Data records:
--- Begin ---

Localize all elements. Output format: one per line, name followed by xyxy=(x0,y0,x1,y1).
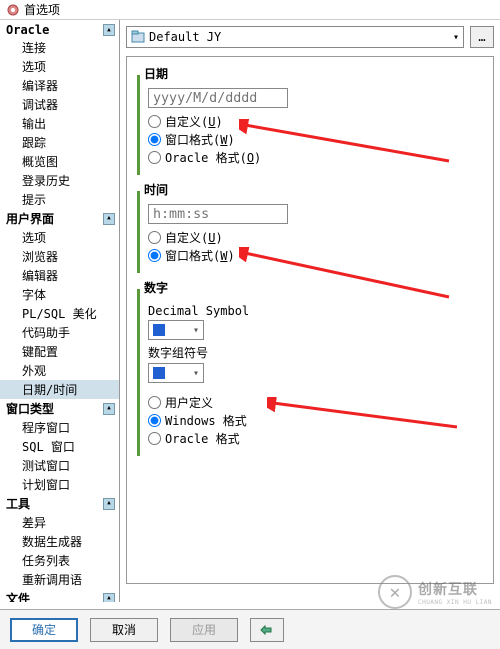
sidebar-item[interactable]: 日期/时间 xyxy=(0,380,119,399)
number-windows-radio[interactable]: Windows 格式 xyxy=(148,412,475,429)
sidebar-item[interactable]: 字体 xyxy=(0,285,119,304)
sidebar-item[interactable]: 数据生成器 xyxy=(0,532,119,551)
date-oracle-radio[interactable]: Oracle 格式(O) xyxy=(148,149,475,166)
sidebar-item[interactable]: 输出 xyxy=(0,114,119,133)
number-user-radio[interactable]: 用户定义 xyxy=(148,394,475,411)
collapse-icon: ▴ xyxy=(103,403,115,415)
number-oracle-radio[interactable]: Oracle 格式 xyxy=(148,430,475,447)
collapse-icon: ▴ xyxy=(103,593,115,603)
cancel-button[interactable]: 取消 xyxy=(90,618,158,642)
profile-name: Default JY xyxy=(149,30,449,44)
time-legend: 时间 xyxy=(144,181,170,200)
sidebar-item[interactable]: 任务列表 xyxy=(0,551,119,570)
sidebar-item[interactable]: 外观 xyxy=(0,361,119,380)
watermark-icon: ✕ xyxy=(378,575,412,609)
grouping-label: 数字组符号 xyxy=(148,344,475,361)
date-format-input[interactable] xyxy=(148,88,288,108)
sidebar-group-header[interactable]: 窗口类型▴ xyxy=(0,399,119,418)
sidebar-item[interactable]: 提示 xyxy=(0,190,119,209)
sidebar-item[interactable]: PL/SQL 美化 xyxy=(0,304,119,323)
sidebar-item[interactable]: 测试窗口 xyxy=(0,456,119,475)
sidebar-group-header[interactable]: 用户界面▴ xyxy=(0,209,119,228)
decimal-label: Decimal Symbol xyxy=(148,304,475,318)
time-format-input[interactable] xyxy=(148,204,288,224)
collapse-icon: ▴ xyxy=(103,24,115,36)
ok-button[interactable]: 确定 xyxy=(10,618,78,642)
sidebar-group-header[interactable]: Oracle▴ xyxy=(0,22,119,38)
date-custom-radio[interactable]: 自定义(U) xyxy=(148,113,475,130)
sidebar-item[interactable]: 差异 xyxy=(0,513,119,532)
date-window-radio[interactable]: 窗口格式(W) xyxy=(148,131,475,148)
window-title: 首选项 xyxy=(24,1,60,18)
sidebar: Oracle▴连接选项编译器调试器输出跟踪概览图登录历史提示用户界面▴选项浏览器… xyxy=(0,20,120,602)
sidebar-item[interactable]: 选项 xyxy=(0,57,119,76)
profile-select[interactable]: Default JY ▾ xyxy=(126,26,464,48)
sidebar-item[interactable]: 程序窗口 xyxy=(0,418,119,437)
sidebar-item[interactable]: 概览图 xyxy=(0,152,119,171)
apply-button[interactable]: 应用 xyxy=(170,618,238,642)
date-group: 日期 自定义(U) 窗口格式(W) Oracle 格式(O) xyxy=(137,65,483,175)
sidebar-item[interactable]: 代码助手 xyxy=(0,323,119,342)
color-swatch xyxy=(153,367,165,379)
sidebar-item[interactable]: 连接 xyxy=(0,38,119,57)
sidebar-item[interactable]: 调试器 xyxy=(0,95,119,114)
sidebar-item[interactable]: 选项 xyxy=(0,228,119,247)
collapse-icon: ▴ xyxy=(103,498,115,510)
chevron-down-icon: ▾ xyxy=(193,368,199,379)
browse-button[interactable]: … xyxy=(470,26,494,48)
sidebar-item[interactable]: 重新调用语 xyxy=(0,570,119,589)
sidebar-item[interactable]: 跟踪 xyxy=(0,133,119,152)
help-button[interactable] xyxy=(250,618,284,642)
time-window-radio[interactable]: 窗口格式(W) xyxy=(148,247,475,264)
time-group: 时间 自定义(U) 窗口格式(W) xyxy=(137,181,483,273)
sidebar-item[interactable]: 键配置 xyxy=(0,342,119,361)
chevron-down-icon: ▾ xyxy=(453,32,459,43)
sidebar-group-header[interactable]: 工具▴ xyxy=(0,494,119,513)
number-group: 数字 Decimal Symbol ▾ 数字组符号 ▾ 用户定义 Windows… xyxy=(137,279,483,456)
footer: 确定 取消 应用 xyxy=(0,609,500,649)
time-custom-radio[interactable]: 自定义(U) xyxy=(148,229,475,246)
sidebar-item[interactable]: 编译器 xyxy=(0,76,119,95)
chevron-down-icon: ▾ xyxy=(193,325,199,336)
collapse-icon: ▴ xyxy=(103,213,115,225)
number-legend: 数字 xyxy=(144,279,170,298)
decimal-symbol-select[interactable]: ▾ xyxy=(148,320,204,340)
sidebar-item[interactable]: 浏览器 xyxy=(0,247,119,266)
sidebar-item[interactable]: 编辑器 xyxy=(0,266,119,285)
profile-icon xyxy=(131,30,145,44)
sidebar-item[interactable]: 登录历史 xyxy=(0,171,119,190)
app-icon xyxy=(6,3,20,17)
sidebar-group-header[interactable]: 文件▴ xyxy=(0,589,119,602)
color-swatch xyxy=(153,324,165,336)
grouping-symbol-select[interactable]: ▾ xyxy=(148,363,204,383)
settings-panel: 日期 自定义(U) 窗口格式(W) Oracle 格式(O) 时间 自定义(U)… xyxy=(126,56,494,584)
watermark: ✕ 创新互联 CHUANG XIN HU LIAN xyxy=(378,575,492,609)
date-legend: 日期 xyxy=(144,65,170,84)
help-icon xyxy=(259,622,275,638)
sidebar-item[interactable]: SQL 窗口 xyxy=(0,437,119,456)
sidebar-item[interactable]: 计划窗口 xyxy=(0,475,119,494)
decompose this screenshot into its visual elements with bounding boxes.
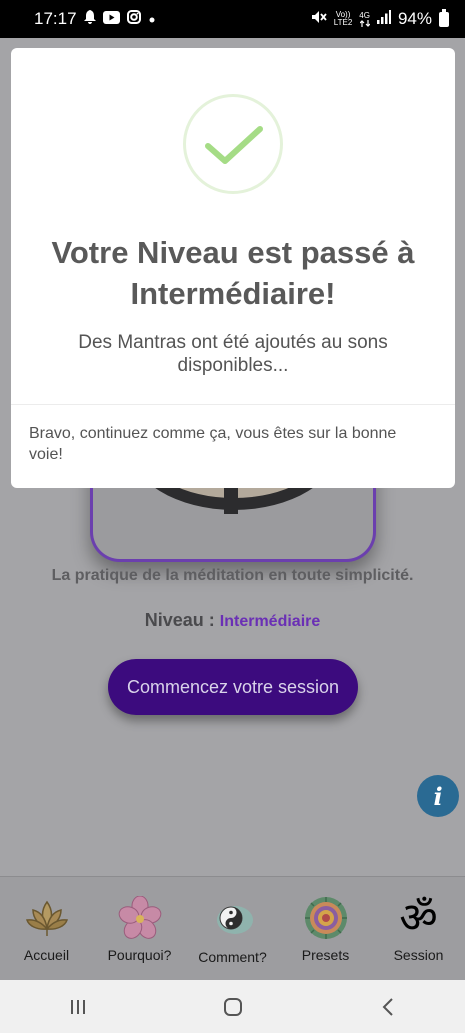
nav-item-presets[interactable]: Presets [279, 877, 372, 980]
4g-icon: 4G [359, 10, 370, 27]
nav-item-pourquoi[interactable]: Pourquoi? [93, 877, 186, 980]
flower-icon [117, 895, 163, 941]
check-icon [205, 126, 263, 164]
nav-label-presets: Presets [301, 947, 350, 963]
dot-icon [148, 9, 156, 29]
back-icon[interactable] [368, 992, 408, 1022]
dialog-divider [11, 404, 455, 405]
om-icon: ॐ [399, 893, 438, 942]
battery-level: 94% [397, 9, 432, 28]
level-label: Niveau : [144, 610, 215, 630]
image-stand [224, 488, 238, 514]
status-time: 17:17 [34, 9, 77, 28]
battery-icon [439, 8, 449, 27]
nav-label-session: Session [393, 947, 444, 963]
status-left: 17:17 [34, 9, 156, 29]
signal-icon [376, 9, 391, 29]
system-nav-bar [0, 980, 465, 1033]
bell-icon [83, 9, 96, 29]
status-bar: 17:17 Vo)) LTE2 4G 94% [0, 0, 465, 38]
nav-label-accueil: Accueil [23, 947, 70, 963]
volte-icon: Vo)) LTE2 [334, 11, 353, 27]
instagram-icon [126, 9, 141, 29]
success-circle [183, 94, 283, 194]
mute-icon [311, 9, 327, 29]
start-session-button[interactable]: Commencez votre session [108, 659, 358, 715]
level-up-dialog: Votre Niveau est passé à Intermédiaire! … [11, 48, 455, 488]
home-icon[interactable] [213, 992, 253, 1022]
recents-icon[interactable] [58, 992, 98, 1022]
level-row: Niveau : Intermédiaire [0, 610, 465, 631]
dialog-footer: Bravo, continuez comme ça, vous êtes sur… [29, 425, 397, 463]
net-type: 4G [359, 10, 370, 20]
tagline: La pratique de la méditation en toute si… [51, 567, 414, 584]
yin-yang-icon [210, 895, 256, 941]
bottom-nav: Accueil Pourquoi? Comment? Presets ॐ Ses… [0, 876, 465, 980]
nav-item-comment[interactable]: Comment? [186, 877, 279, 980]
status-right: Vo)) LTE2 4G 94% [311, 8, 449, 29]
level-value: Intermédiaire [219, 613, 321, 630]
info-icon[interactable]: i [417, 775, 459, 817]
nav-label-pourquoi: Pourquoi? [107, 947, 172, 963]
dialog-text: Des Mantras ont été ajoutés au sons disp… [78, 332, 388, 376]
nav-item-accueil[interactable]: Accueil [0, 877, 93, 980]
mandala-icon [303, 895, 349, 941]
lotus-icon [24, 895, 70, 941]
dialog-title: Votre Niveau est passé à Intermédiaire! [51, 235, 415, 311]
net-label-bottom: LTE2 [333, 18, 353, 27]
youtube-icon [102, 9, 120, 29]
nav-label-comment: Comment? [198, 949, 267, 965]
nav-item-session[interactable]: ॐ Session [372, 877, 465, 980]
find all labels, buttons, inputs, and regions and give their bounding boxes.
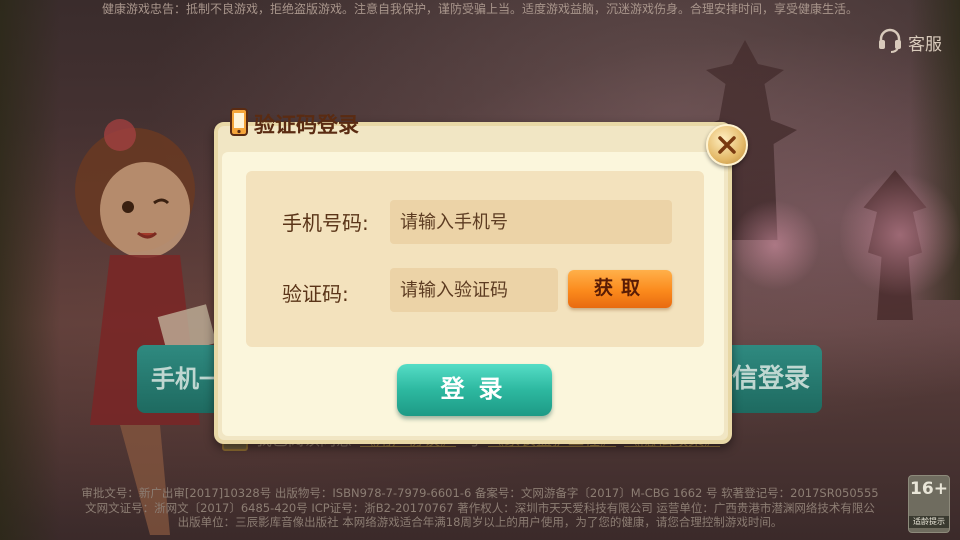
- health-notice: 健康游戏忠告：抵制不良游戏，拒绝盗版游戏。注意自我保护，谨防受骗上当。适度游戏益…: [101, 2, 858, 16]
- get-code-button[interactable]: 获取: [568, 270, 672, 308]
- login-button[interactable]: 登录: [397, 364, 552, 416]
- verification-code-input[interactable]: [390, 268, 558, 312]
- dialog-title: 验证码登录: [228, 106, 359, 142]
- close-icon: [718, 136, 736, 154]
- blossom-decoration: [730, 200, 820, 290]
- form-panel: [246, 171, 704, 347]
- code-label: 验证码:: [282, 282, 349, 306]
- footer-line: 审批文号：新广出审[2017]10328号 出版物号：ISBN978-7-797…: [81, 486, 879, 500]
- phone-label: 手机号码:: [282, 211, 369, 235]
- support-label: 客服: [908, 35, 942, 55]
- dialog-title-text: 验证码登录: [254, 113, 359, 137]
- footer-line: 文网文证号：浙网文〔2017〕6485-420号 ICP证号：浙B2-20170…: [85, 500, 875, 515]
- phone-input[interactable]: [390, 200, 672, 244]
- age-rating-label: 适龄提示: [909, 516, 949, 528]
- phone-icon: [228, 107, 250, 142]
- age-rating-badge: 16+ 适龄提示: [908, 475, 950, 533]
- wechat-login-button-background: 信登录: [722, 345, 822, 413]
- character-illustration: [50, 95, 240, 535]
- age-rating-value: 16+: [910, 479, 948, 499]
- footer-line: 出版单位：三辰影库音像出版社 本网络游戏适合年满18周岁以上的用户使用，为了您的…: [177, 515, 783, 529]
- close-button[interactable]: [706, 124, 748, 166]
- blossom-decoration: [840, 170, 960, 300]
- footer-info: 审批文号：新广出审[2017]10328号 出版物号：ISBN978-7-797…: [0, 486, 960, 530]
- headset-icon: [876, 26, 904, 59]
- support-button[interactable]: 客服: [876, 26, 942, 59]
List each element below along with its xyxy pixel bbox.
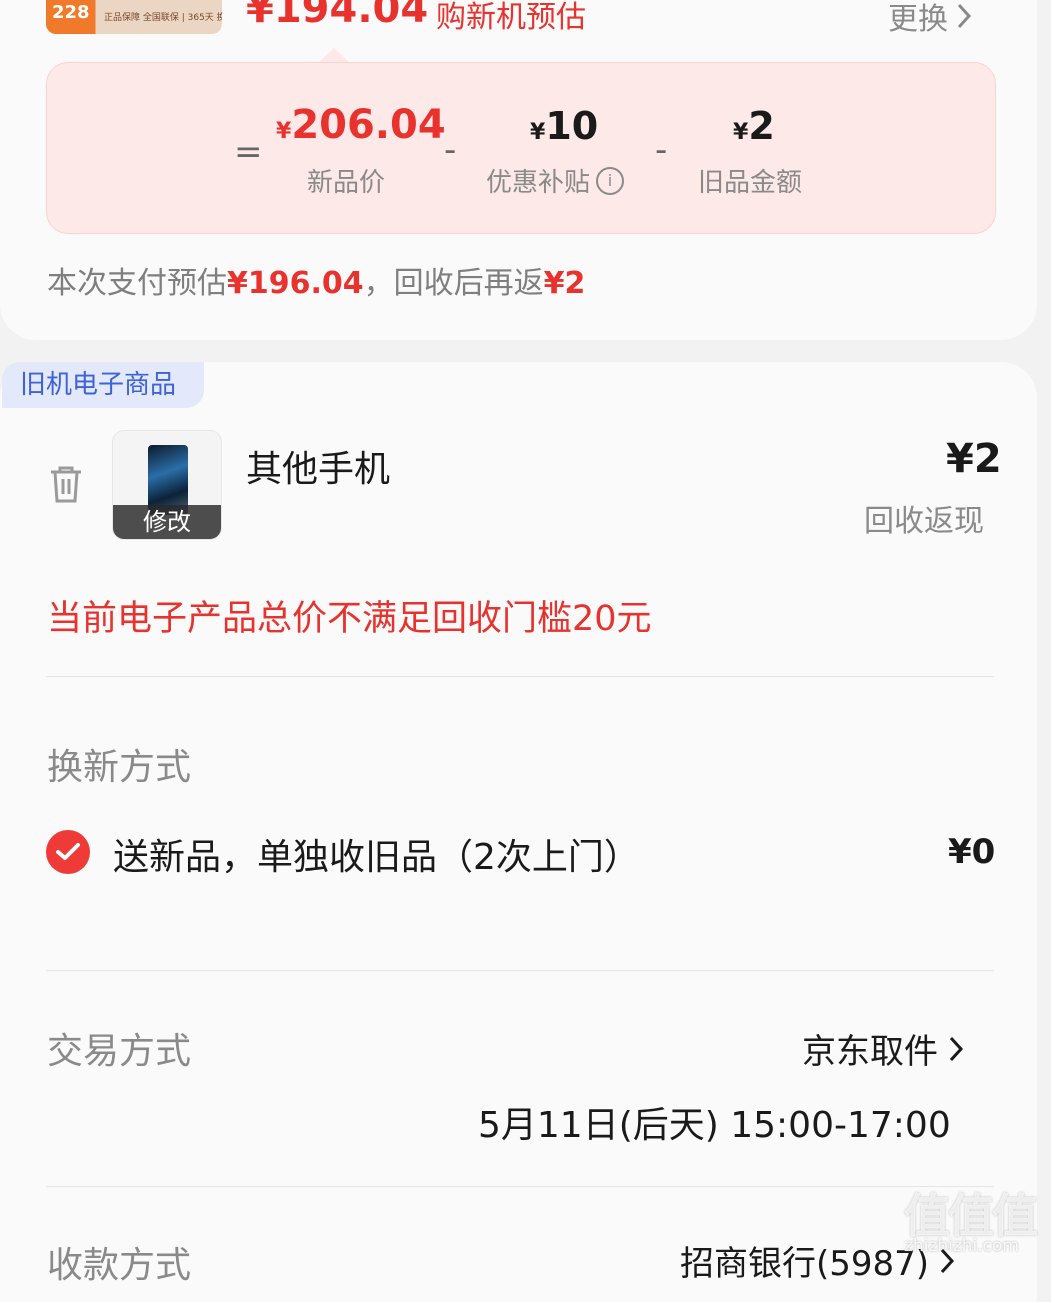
new-purchase-estimate-price: ¥194.04 bbox=[246, 0, 429, 32]
trade-method-title: 交易方式 bbox=[47, 1031, 192, 1072]
old-phone-image[interactable]: 修改 bbox=[112, 430, 222, 540]
pickup-time[interactable]: 5月11日(后天) 15:00-17:00 bbox=[478, 1096, 951, 1148]
recycle-cashback-label: 回收返现 bbox=[864, 504, 984, 539]
chevron-right-icon bbox=[949, 1036, 964, 1061]
divider bbox=[46, 1186, 994, 1187]
divider bbox=[46, 676, 994, 677]
change-label: 更换 bbox=[888, 2, 948, 37]
new-price-label-text: 新品价 bbox=[307, 168, 386, 198]
chevron-right-icon bbox=[957, 3, 972, 29]
checkmark-icon[interactable] bbox=[46, 830, 90, 874]
divider bbox=[46, 970, 994, 971]
subsidy-label-text: 优惠补贴 bbox=[486, 168, 591, 198]
estimate-middle: ，回收后再返 bbox=[363, 266, 544, 301]
watermark-url: zhizhizhi.com bbox=[904, 1236, 1019, 1256]
new-price-label: 新品价 bbox=[307, 162, 385, 199]
edit-button[interactable]: 修改 bbox=[113, 505, 221, 539]
equals-sign: = bbox=[234, 132, 263, 172]
subsidy-value: ¥10 bbox=[530, 104, 598, 148]
exchange-option-label[interactable]: 送新品，单独收旧品（2次上门） bbox=[113, 828, 640, 880]
info-icon[interactable]: i bbox=[596, 166, 625, 195]
estimate-pay-amount: ¥196.04 bbox=[227, 266, 364, 301]
old-item-label: 旧品金额 bbox=[698, 162, 802, 199]
recycle-threshold-warning: 当前电子产品总价不满足回收门槛20元 bbox=[47, 599, 652, 639]
currency-symbol: ¥ bbox=[733, 120, 749, 145]
old-item-label-text: 旧品金额 bbox=[698, 168, 803, 198]
new-product-thumbnail[interactable]: 228 正品保障 全国联保 | 365天 换新机 bbox=[46, 0, 222, 34]
estimate-prefix: 本次支付预估 bbox=[47, 266, 227, 301]
change-button[interactable]: 更换 bbox=[888, 0, 972, 38]
trash-icon[interactable] bbox=[48, 464, 84, 504]
calc-box-pointer bbox=[318, 48, 350, 63]
payment-method-title: 收款方式 bbox=[47, 1245, 192, 1286]
thumbnail-badge: 228 bbox=[52, 2, 90, 23]
payment-estimate-line: 本次支付预估¥196.04，回收后再返¥2 bbox=[47, 258, 585, 302]
minus-sign: - bbox=[655, 130, 668, 170]
old-product-name: 其他手机 bbox=[246, 449, 391, 490]
trade-method-selector[interactable]: 京东取件 bbox=[802, 1024, 964, 1073]
estimate-return-amount: ¥2 bbox=[543, 266, 586, 301]
minus-sign: - bbox=[444, 130, 457, 170]
payment-method-value: 招商银行(5987) bbox=[680, 1244, 930, 1284]
new-price-number: 206.04 bbox=[291, 102, 446, 148]
trade-method-value: 京东取件 bbox=[802, 1032, 938, 1072]
currency-symbol: ¥ bbox=[530, 120, 546, 145]
subsidy-label[interactable]: 优惠补贴 i bbox=[486, 162, 625, 199]
old-item-number: 2 bbox=[748, 104, 775, 148]
price-calculation-box bbox=[46, 62, 996, 234]
exchange-option-price: ¥0 bbox=[948, 832, 996, 872]
currency-symbol: ¥ bbox=[276, 119, 292, 144]
subsidy-number: 10 bbox=[545, 104, 599, 148]
new-price-value: ¥206.04 bbox=[276, 102, 446, 148]
old-item-value: ¥2 bbox=[733, 104, 775, 148]
thumbnail-caption: 正品保障 全国联保 | 365天 换新机 bbox=[104, 13, 222, 23]
exchange-method-title: 换新方式 bbox=[47, 747, 192, 788]
old-electronics-tag: 旧机电子商品 bbox=[2, 362, 204, 408]
new-purchase-estimate-label: 购新机预估 bbox=[436, 0, 586, 35]
old-product-price: ¥2 bbox=[946, 436, 1002, 482]
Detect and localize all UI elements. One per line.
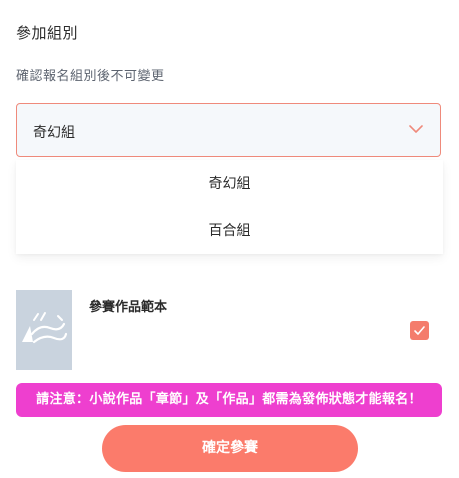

--- End ---

Copy the listing lines from the one containing "sidebar-item[interactable]: 日期/时间 xyxy=(0,380,119,399)" through the one containing "sidebar-item[interactable]: 连接 xyxy=(0,38,119,57)", including both, unchanged.

**The output:**
sidebar-item[interactable]: 日期/时间 xyxy=(0,380,119,399)
number-windows-radio[interactable]: Windows 格式 xyxy=(148,412,475,429)
sidebar-item[interactable]: 字体 xyxy=(0,285,119,304)
sidebar-item[interactable]: 数据生成器 xyxy=(0,532,119,551)
date-oracle-radio[interactable]: Oracle 格式(O) xyxy=(148,149,475,166)
sidebar-item[interactable]: 输出 xyxy=(0,114,119,133)
number-user-radio[interactable]: 用户定义 xyxy=(148,394,475,411)
collapse-icon: ▴ xyxy=(103,403,115,415)
number-oracle-radio[interactable]: Oracle 格式 xyxy=(148,430,475,447)
collapse-icon: ▴ xyxy=(103,593,115,603)
cancel-button[interactable]: 取消 xyxy=(90,618,158,642)
profile-name: Default JY xyxy=(149,30,449,44)
time-legend: 时间 xyxy=(144,181,170,200)
sidebar-item[interactable]: 任务列表 xyxy=(0,551,119,570)
sidebar-item[interactable]: 外观 xyxy=(0,361,119,380)
watermark-icon: ✕ xyxy=(378,575,412,609)
grouping-label: 数字组符号 xyxy=(148,344,475,361)
date-format-input[interactable] xyxy=(148,88,288,108)
sidebar-group-header[interactable]: 窗口类型▴ xyxy=(0,399,119,418)
sidebar-item[interactable]: 提示 xyxy=(0,190,119,209)
sidebar-item[interactable]: PL/SQL 美化 xyxy=(0,304,119,323)
sidebar-item[interactable]: 测试窗口 xyxy=(0,456,119,475)
sidebar-group-header[interactable]: 用户界面▴ xyxy=(0,209,119,228)
decimal-label: Decimal Symbol xyxy=(148,304,475,318)
time-format-input[interactable] xyxy=(148,204,288,224)
collapse-icon: ▴ xyxy=(103,24,115,36)
ok-button[interactable]: 确定 xyxy=(10,618,78,642)
sidebar-group-header[interactable]: Oracle▴ xyxy=(0,22,119,38)
date-custom-radio[interactable]: 自定义(U) xyxy=(148,113,475,130)
sidebar-item[interactable]: 差异 xyxy=(0,513,119,532)
date-window-radio[interactable]: 窗口格式(W) xyxy=(148,131,475,148)
window-title: 首选项 xyxy=(24,1,60,18)
sidebar: Oracle▴连接选项编译器调试器输出跟踪概览图登录历史提示用户界面▴选项浏览器… xyxy=(0,20,120,602)
sidebar-item[interactable]: 选项 xyxy=(0,57,119,76)
profile-select[interactable]: Default JY ▾ xyxy=(126,26,464,48)
sidebar-item[interactable]: 程序窗口 xyxy=(0,418,119,437)
sidebar-item[interactable]: 概览图 xyxy=(0,152,119,171)
apply-button[interactable]: 应用 xyxy=(170,618,238,642)
date-group: 日期 自定义(U) 窗口格式(W) Oracle 格式(O) xyxy=(137,65,483,175)
sidebar-item[interactable]: 代码助手 xyxy=(0,323,119,342)
color-swatch xyxy=(153,367,165,379)
sidebar-item[interactable]: 连接 xyxy=(0,38,119,57)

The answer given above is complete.